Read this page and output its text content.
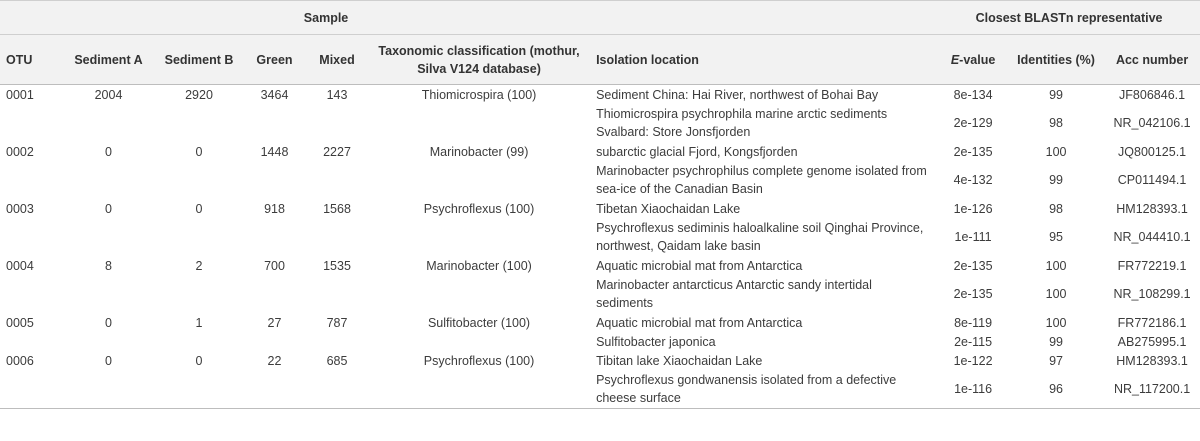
	Sample						Closest BLASTn representative		
OTU	Sediment A	Sediment B	Green	Mixed	Taxonomic classification (mothur, Silva V124 database)	Isolation location	E-value	Identities (%)	Acc number
0001	2004	2920	3464	143	Thiomicrospira (100)	Sediment China: Hai River, northwest of Bohai Bay	8e-134	99	JF806846.1
						Thiomicrospira psychrophila marine arctic sediments Svalbard: Store Jonsfjorden	2e-129	98	NR_042106.1
0002	0	0	1448	2227	Marinobacter (99)	subarctic glacial Fjord, Kongsfjorden	2e-135	100	JQ800125.1
						Marinobacter psychrophilus complete genome isolated from sea-ice of the Canadian Basin	4e-132	99	CP011494.1
0003	0	0	918	1568	Psychroflexus (100)	Tibetan Xiaochaidan Lake	1e-126	98	HM128393.1
						Psychroflexus sediminis haloalkaline soil Qinghai Province, northwest, Qaidam lake basin	1e-111	95	NR_044410.1
0004	8	2	700	1535	Marinobacter (100)	Aquatic microbial mat from Antarctica	2e-135	100	FR772219.1
						Marinobacter antarcticus Antarctic sandy intertidal sediments	2e-135	100	NR_108299.1
0005	0	1	27	787	Sulfitobacter (100)	Aquatic microbial mat from Antarctica	8e-119	100	FR772186.1
						Sulfitobacter japonica	2e-115	99	AB275995.1
0006	0	0	22	685	Psychroflexus (100)	Tibitan lake Xiaochaidan Lake	1e-122	97	HM128393.1
						Psychroflexus gondwanensis isolated from a defective cheese surface	1e-116	96	NR_117200.1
__________________________________________________
Instructions for the task: After removing the pictures, repeat the remaining records exactly.

Output for this task:
Read this page and output its text content.
	Sample						Closest BLASTn representative		
OTU	Sediment A	Sediment B	Green	Mixed	Taxonomic classification (mothur, Silva V124 database)	Isolation location	E-value	Identities (%)	Acc number
0001	2004	2920	3464	143	Thiomicrospira (100)	Sediment China: Hai River, northwest of Bohai Bay	8e-134	99	JF806846.1
						Thiomicrospira psychrophila marine arctic sediments Svalbard: Store Jonsfjorden	2e-129	98	NR_042106.1
0002	0	0	1448	2227	Marinobacter (99)	subarctic glacial Fjord, Kongsfjorden	2e-135	100	JQ800125.1
						Marinobacter psychrophilus complete genome isolated from sea-ice of the Canadian Basin	4e-132	99	CP011494.1
0003	0	0	918	1568	Psychroflexus (100)	Tibetan Xiaochaidan Lake	1e-126	98	HM128393.1
						Psychroflexus sediminis haloalkaline soil Qinghai Province, northwest, Qaidam lake basin	1e-111	95	NR_044410.1
0004	8	2	700	1535	Marinobacter (100)	Aquatic microbial mat from Antarctica	2e-135	100	FR772219.1
						Marinobacter antarcticus Antarctic sandy intertidal sediments	2e-135	100	NR_108299.1
0005	0	1	27	787	Sulfitobacter (100)	Aquatic microbial mat from Antarctica	8e-119	100	FR772186.1
						Sulfitobacter japonica	2e-115	99	AB275995.1
0006	0	0	22	685	Psychroflexus (100)	Tibitan lake Xiaochaidan Lake	1e-122	97	HM128393.1
						Psychroflexus gondwanensis isolated from a defective cheese surface	1e-116	96	NR_117200.1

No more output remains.